--- Start of Extracted material ---

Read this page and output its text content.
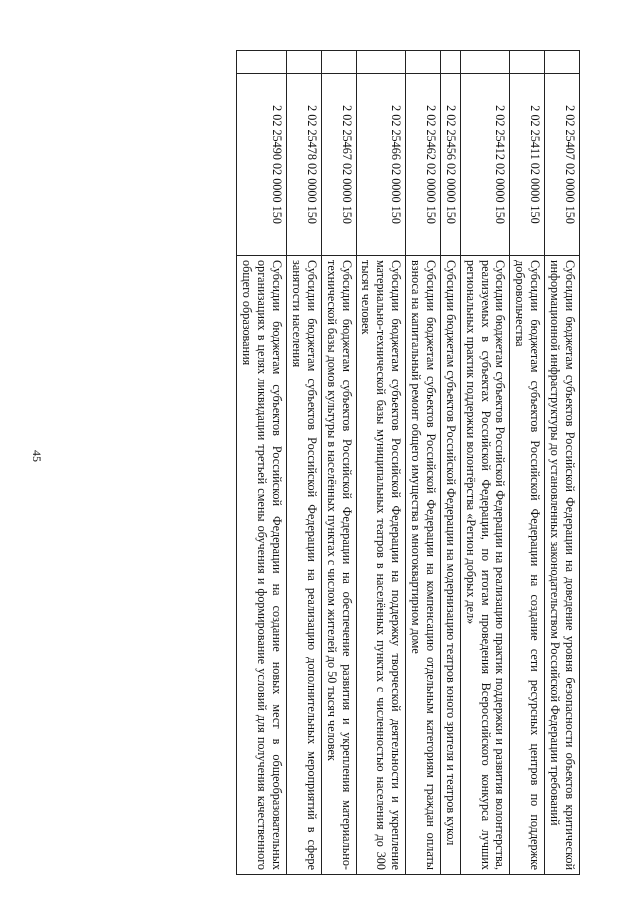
45
	2 02 25407 02 0000 150	Субсидии бюджетам субъектов Российской Федерации на доведение уровня безопасности объектов критической информационной инфраструктуры до установленных законодательством Российской Федерации требований
	2 02 25411 02 0000 150	Субсидии бюджетам субъектов Российской Федерации на создание сети ресурсных центров по поддержке добровольчества
	2 02 25412 02 0000 150	Субсидии бюджетам субъектов Российской Федерации на реализацию практик поддержки и развития волонтерства, реализуемых в субъектах Российской Федерации, по итогам проведения Всероссийского конкурса лучших региональных практик поддержки волонтёрства «Регион добрых дел»
	2 02 25456 02 0000 150	Субсидии бюджетам субъектов Российской Федерации на модернизацию театров юного зрителя и театров кукол
	2 02 25462 02 0000 150	Субсидии бюджетам субъектов Российской Федерации на компенсацию отдельным категориям граждан оплаты взноса на капитальный ремонт общего имущества в многоквартирном доме
	2 02 25466 02 0000 150	Субсидии бюджетам субъектов Российской Федерации на поддержку творческой деятельности и укрепление материально-технической базы муниципальных театров в населённых пунктах с численностью населения до 300 тысяч человек
	2 02 25467 02 0000 150	Субсидии бюджетам субъектов Российской Федерации на обеспечение развития и укрепления материально-технической базы домов культуры в населённых пунктах с числом жителей до 50 тысяч человек
	2 02 25478 02 0000 150	Субсидии бюджетам субъектов Российской Федерации на реализацию дополнительных мероприятий в сфере занятости населения
	2 02 25490 02 0000 150	Субсидии бюджетам субъектов Российской Федерации на создание новых мест в общеобразовательных организациях в целях ликвидации третьей смены обучения и формирование условий для получения качественного общего образования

--- End of Extracted material ---

→ Goal
Restate each of the entries above word for word and skip every image.

→ Output for this task
Read this page and output its text content.
45
	2 02 25407 02 0000 150	Субсидии бюджетам субъектов Российской Федерации на доведение уровня безопасности объектов критической информационной инфраструктуры до установленных законодательством Российской Федерации требований
	2 02 25411 02 0000 150	Субсидии бюджетам субъектов Российской Федерации на создание сети ресурсных центров по поддержке добровольчества
	2 02 25412 02 0000 150	Субсидии бюджетам субъектов Российской Федерации на реализацию практик поддержки и развития волонтерства, реализуемых в субъектах Российской Федерации, по итогам проведения Всероссийского конкурса лучших региональных практик поддержки волонтёрства «Регион добрых дел»
	2 02 25456 02 0000 150	Субсидии бюджетам субъектов Российской Федерации на модернизацию театров юного зрителя и театров кукол
	2 02 25462 02 0000 150	Субсидии бюджетам субъектов Российской Федерации на компенсацию отдельным категориям граждан оплаты взноса на капитальный ремонт общего имущества в многоквартирном доме
	2 02 25466 02 0000 150	Субсидии бюджетам субъектов Российской Федерации на поддержку творческой деятельности и укрепление материально-технической базы муниципальных театров в населённых пунктах с численностью населения до 300 тысяч человек
	2 02 25467 02 0000 150	Субсидии бюджетам субъектов Российской Федерации на обеспечение развития и укрепления материально-технической базы домов культуры в населённых пунктах с числом жителей до 50 тысяч человек
	2 02 25478 02 0000 150	Субсидии бюджетам субъектов Российской Федерации на реализацию дополнительных мероприятий в сфере занятости населения
	2 02 25490 02 0000 150	Субсидии бюджетам субъектов Российской Федерации на создание новых мест в общеобразовательных организациях в целях ликвидации третьей смены обучения и формирование условий для получения качественного общего образования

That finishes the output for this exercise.